◆ **REQUIREMENT**
Pick out each line below containing "двора".

◆ **ITEMS**

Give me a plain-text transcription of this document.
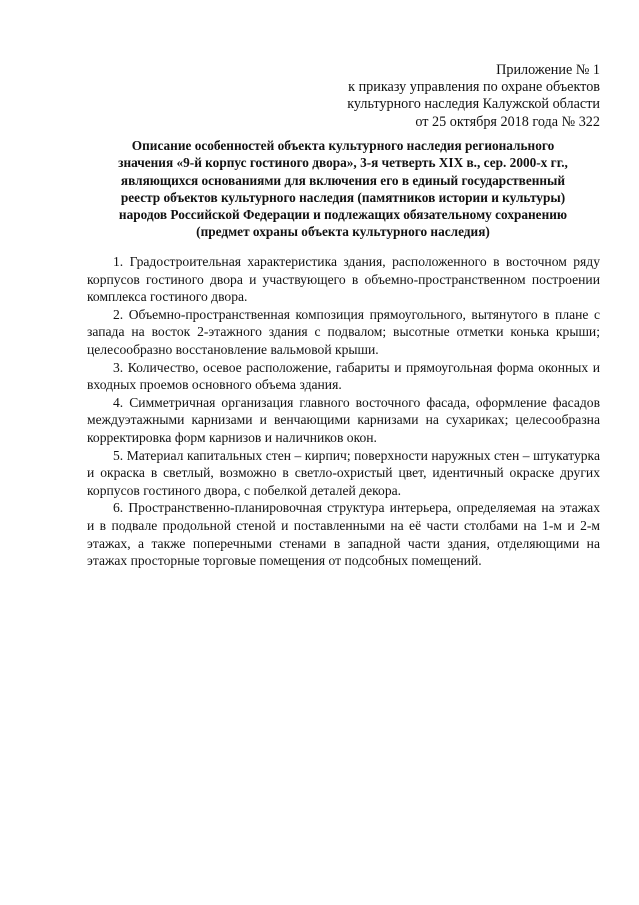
Приложение № 1
к приказу управления по охране объектов
культурного наследия Калужской области
от 25 октября 2018 года № 322
Описание особенностей объекта культурного наследия регионального
значения «9-й корпус гостиного двора», 3-я четверть XIX в., сер. 2000-х гг.,
являющихся основаниями для включения его в единый государственный
реестр объектов культурного наследия (памятников истории и культуры)
народов Российской Федерации и подлежащих обязательному сохранению
(предмет охраны объекта культурного наследия)

1. Градостроительная характеристика здания, расположенного в восточном ряду корпусов гостиного двора и участвующего в объемно-пространственном построении комплекса гостиного двора.

2. Объемно-пространственная композиция прямоугольного, вытянутого в плане с запада на восток 2-этажного здания с подвалом; высотные отметки конька крыши; целесообразно восстановление вальмовой крыши.

3. Количество, осевое расположение, габариты и прямоугольная форма оконных и входных проемов основного объема здания.

4. Симметричная организация главного восточного фасада, оформление фасадов междуэтажными карнизами и венчающими карнизами на сухариках; целесообразна корректировка форм карнизов и наличников окон.

5. Материал капитальных стен – кирпич; поверхности наружных стен – штукатурка и окраска в светлый, возможно в светло-охристый цвет, идентичный окраске других корпусов гостиного двора, с побелкой деталей декора.

6. Пространственно-планировочная структура интерьера, определяемая на этажах и в подвале продольной стеной и поставленными на её части столбами на 1-м и 2-м этажах, а также поперечными стенами в западной части здания, отделяющими на этажах просторные торговые помещения от подсобных помещений.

◆ **ANSWER TO THE EXERCISE**
значения «9-й корпус гостиного двора», 3-я четверть XIX в., сер. 2000-х гг.,
1. Градостроительная характеристика здания, расположенного в восточном ряду корпусов гостиного двора и участвующего в объемно-пространственном построении комплекса гостиного двора.
5. Материал капитальных стен – кирпич; поверхности наружных стен – штукатурка и окраска в светлый, возможно в светло-охристый цвет, идентичный окраске других корпусов гостиного двора, с побелкой деталей декора.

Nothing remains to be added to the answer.